Information given:
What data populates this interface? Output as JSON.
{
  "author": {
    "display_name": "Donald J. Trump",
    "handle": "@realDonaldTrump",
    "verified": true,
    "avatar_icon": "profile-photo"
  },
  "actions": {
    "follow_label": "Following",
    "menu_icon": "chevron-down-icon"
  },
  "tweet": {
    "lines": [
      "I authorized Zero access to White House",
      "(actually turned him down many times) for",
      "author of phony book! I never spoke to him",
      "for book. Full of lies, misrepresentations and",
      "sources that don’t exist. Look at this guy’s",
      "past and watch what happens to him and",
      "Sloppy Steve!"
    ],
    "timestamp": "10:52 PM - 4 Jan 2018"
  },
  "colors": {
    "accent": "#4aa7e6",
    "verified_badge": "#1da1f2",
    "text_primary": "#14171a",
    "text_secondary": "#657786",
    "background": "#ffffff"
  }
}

What you are asked to do: Exactly reproduce every line of the records.

Result below:
What data populates this interface? Output as JSON.
{
  "author": {
    "display_name": "Donald J. Trump",
    "handle": "@realDonaldTrump",
    "verified": true,
    "avatar_icon": "profile-photo"
  },
  "actions": {
    "follow_label": "Following",
    "menu_icon": "chevron-down-icon"
  },
  "tweet": {
    "lines": [
      "I authorized Zero access to White House",
      "(actually turned him down many times) for",
      "author of phony book! I never spoke to him",
      "for book. Full of lies, misrepresentations and",
      "sources that don’t exist. Look at this guy’s",
      "past and watch what happens to him and",
      "Sloppy Steve!"
    ],
    "timestamp": "10:52 PM - 4 Jan 2018"
  },
  "colors": {
    "accent": "#4aa7e6",
    "verified_badge": "#1da1f2",
    "text_primary": "#14171a",
    "text_secondary": "#657786",
    "background": "#ffffff"
  }
}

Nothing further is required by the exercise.